▶ [Exercise description]
Your job is to restate each entry word for word.

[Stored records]
__________________________________________________

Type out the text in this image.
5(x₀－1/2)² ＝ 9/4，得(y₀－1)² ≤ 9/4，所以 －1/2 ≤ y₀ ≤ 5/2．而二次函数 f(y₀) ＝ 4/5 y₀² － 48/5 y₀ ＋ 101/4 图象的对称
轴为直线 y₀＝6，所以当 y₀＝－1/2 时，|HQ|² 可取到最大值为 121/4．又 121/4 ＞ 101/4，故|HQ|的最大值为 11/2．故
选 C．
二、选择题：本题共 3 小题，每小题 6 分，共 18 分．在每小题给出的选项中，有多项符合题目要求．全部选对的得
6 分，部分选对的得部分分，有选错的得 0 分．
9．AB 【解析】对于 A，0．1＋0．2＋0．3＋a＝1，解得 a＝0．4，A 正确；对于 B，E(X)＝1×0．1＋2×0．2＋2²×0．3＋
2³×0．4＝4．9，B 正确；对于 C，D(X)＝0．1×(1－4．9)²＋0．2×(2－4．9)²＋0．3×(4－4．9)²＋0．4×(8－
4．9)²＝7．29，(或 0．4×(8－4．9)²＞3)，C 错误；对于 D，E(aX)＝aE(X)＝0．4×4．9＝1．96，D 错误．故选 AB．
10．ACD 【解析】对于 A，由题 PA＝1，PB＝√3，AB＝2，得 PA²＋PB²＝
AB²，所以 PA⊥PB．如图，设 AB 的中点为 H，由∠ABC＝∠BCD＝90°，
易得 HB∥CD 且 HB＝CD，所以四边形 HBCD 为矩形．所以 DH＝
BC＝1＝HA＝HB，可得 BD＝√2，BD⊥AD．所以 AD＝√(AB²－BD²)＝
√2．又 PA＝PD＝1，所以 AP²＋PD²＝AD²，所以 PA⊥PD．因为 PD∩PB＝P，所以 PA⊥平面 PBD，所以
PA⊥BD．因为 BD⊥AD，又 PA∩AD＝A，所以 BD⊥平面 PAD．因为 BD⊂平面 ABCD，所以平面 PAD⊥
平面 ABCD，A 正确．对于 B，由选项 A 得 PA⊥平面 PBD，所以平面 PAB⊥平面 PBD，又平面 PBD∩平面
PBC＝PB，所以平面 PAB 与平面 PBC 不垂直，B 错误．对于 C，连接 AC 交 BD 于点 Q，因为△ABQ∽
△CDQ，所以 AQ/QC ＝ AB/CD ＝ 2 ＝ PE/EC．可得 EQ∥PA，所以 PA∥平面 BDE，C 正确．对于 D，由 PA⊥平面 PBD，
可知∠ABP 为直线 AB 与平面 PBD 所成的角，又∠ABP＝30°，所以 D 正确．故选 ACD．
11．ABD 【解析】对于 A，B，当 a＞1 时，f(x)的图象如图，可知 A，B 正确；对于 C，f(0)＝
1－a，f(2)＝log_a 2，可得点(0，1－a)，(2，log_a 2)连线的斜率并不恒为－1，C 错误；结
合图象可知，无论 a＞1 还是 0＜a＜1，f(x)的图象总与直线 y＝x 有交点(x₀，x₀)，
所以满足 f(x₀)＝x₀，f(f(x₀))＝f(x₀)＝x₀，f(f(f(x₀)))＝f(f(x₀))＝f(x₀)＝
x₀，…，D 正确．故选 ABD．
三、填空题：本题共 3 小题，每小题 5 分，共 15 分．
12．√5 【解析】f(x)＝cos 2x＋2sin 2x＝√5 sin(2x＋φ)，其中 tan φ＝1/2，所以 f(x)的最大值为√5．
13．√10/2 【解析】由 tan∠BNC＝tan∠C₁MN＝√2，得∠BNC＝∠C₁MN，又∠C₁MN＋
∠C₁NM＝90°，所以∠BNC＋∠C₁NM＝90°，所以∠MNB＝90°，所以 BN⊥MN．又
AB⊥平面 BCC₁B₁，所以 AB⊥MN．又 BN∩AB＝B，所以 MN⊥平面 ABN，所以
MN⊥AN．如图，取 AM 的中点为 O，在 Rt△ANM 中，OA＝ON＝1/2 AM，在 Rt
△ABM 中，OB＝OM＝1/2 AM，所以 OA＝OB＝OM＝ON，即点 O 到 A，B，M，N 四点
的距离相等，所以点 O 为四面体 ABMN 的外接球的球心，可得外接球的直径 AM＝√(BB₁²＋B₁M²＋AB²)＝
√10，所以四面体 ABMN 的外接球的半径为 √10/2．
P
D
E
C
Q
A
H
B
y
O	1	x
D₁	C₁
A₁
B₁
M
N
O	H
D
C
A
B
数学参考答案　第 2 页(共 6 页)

__________________________________________________

▶ [Result of this task]
Type out the text in this image.
5(x₀－1/2)² ＝ 9/4，得(y₀－1)² ≤ 9/4，所以 －1/2 ≤ y₀ ≤ 5/2．而二次函数 f(y₀) ＝ 4/5 y₀² － 48/5 y₀ ＋ 101/4 图象的对称
轴为直线 y₀＝6，所以当 y₀＝－1/2 时，|HQ|² 可取到最大值为 121/4．又 121/4 ＞ 101/4，故|HQ|的最大值为 11/2．故
选 C．
二、选择题：本题共 3 小题，每小题 6 分，共 18 分．在每小题给出的选项中，有多项符合题目要求．全部选对的得
6 分，部分选对的得部分分，有选错的得 0 分．
9．AB 【解析】对于 A，0．1＋0．2＋0．3＋a＝1，解得 a＝0．4，A 正确；对于 B，E(X)＝1×0．1＋2×0．2＋2²×0．3＋
2³×0．4＝4．9，B 正确；对于 C，D(X)＝0．1×(1－4．9)²＋0．2×(2－4．9)²＋0．3×(4－4．9)²＋0．4×(8－
4．9)²＝7．29，(或 0．4×(8－4．9)²＞3)，C 错误；对于 D，E(aX)＝aE(X)＝0．4×4．9＝1．96，D 错误．故选 AB．
10．ACD 【解析】对于 A，由题 PA＝1，PB＝√3，AB＝2，得 PA²＋PB²＝
AB²，所以 PA⊥PB．如图，设 AB 的中点为 H，由∠ABC＝∠BCD＝90°，
易得 HB∥CD 且 HB＝CD，所以四边形 HBCD 为矩形．所以 DH＝
BC＝1＝HA＝HB，可得 BD＝√2，BD⊥AD．所以 AD＝√(AB²－BD²)＝
√2．又 PA＝PD＝1，所以 AP²＋PD²＝AD²，所以 PA⊥PD．因为 PD∩PB＝P，所以 PA⊥平面 PBD，所以
PA⊥BD．因为 BD⊥AD，又 PA∩AD＝A，所以 BD⊥平面 PAD．因为 BD⊂平面 ABCD，所以平面 PAD⊥
平面 ABCD，A 正确．对于 B，由选项 A 得 PA⊥平面 PBD，所以平面 PAB⊥平面 PBD，又平面 PBD∩平面
PBC＝PB，所以平面 PAB 与平面 PBC 不垂直，B 错误．对于 C，连接 AC 交 BD 于点 Q，因为△ABQ∽
△CDQ，所以 AQ/QC ＝ AB/CD ＝ 2 ＝ PE/EC．可得 EQ∥PA，所以 PA∥平面 BDE，C 正确．对于 D，由 PA⊥平面 PBD，
可知∠ABP 为直线 AB 与平面 PBD 所成的角，又∠ABP＝30°，所以 D 正确．故选 ACD．
11．ABD 【解析】对于 A，B，当 a＞1 时，f(x)的图象如图，可知 A，B 正确；对于 C，f(0)＝
1－a，f(2)＝log_a 2，可得点(0，1－a)，(2，log_a 2)连线的斜率并不恒为－1，C 错误；结
合图象可知，无论 a＞1 还是 0＜a＜1，f(x)的图象总与直线 y＝x 有交点(x₀，x₀)，
所以满足 f(x₀)＝x₀，f(f(x₀))＝f(x₀)＝x₀，f(f(f(x₀)))＝f(f(x₀))＝f(x₀)＝
x₀，…，D 正确．故选 ABD．
三、填空题：本题共 3 小题，每小题 5 分，共 15 分．
12．√5 【解析】f(x)＝cos 2x＋2sin 2x＝√5 sin(2x＋φ)，其中 tan φ＝1/2，所以 f(x)的最大值为√5．
13．√10/2 【解析】由 tan∠BNC＝tan∠C₁MN＝√2，得∠BNC＝∠C₁MN，又∠C₁MN＋
∠C₁NM＝90°，所以∠BNC＋∠C₁NM＝90°，所以∠MNB＝90°，所以 BN⊥MN．又
AB⊥平面 BCC₁B₁，所以 AB⊥MN．又 BN∩AB＝B，所以 MN⊥平面 ABN，所以
MN⊥AN．如图，取 AM 的中点为 O，在 Rt△ANM 中，OA＝ON＝1/2 AM，在 Rt
△ABM 中，OB＝OM＝1/2 AM，所以 OA＝OB＝OM＝ON，即点 O 到 A，B，M，N 四点
的距离相等，所以点 O 为四面体 ABMN 的外接球的球心，可得外接球的直径 AM＝√(BB₁²＋B₁M²＋AB²)＝
√10，所以四面体 ABMN 的外接球的半径为 √10/2．
P
D
E
C
Q
A
H
B
y
O	1	x
D₁	C₁
A₁
B₁
M
N
O	H
D
C
A
B
数学参考答案　第 2 页(共 6 页)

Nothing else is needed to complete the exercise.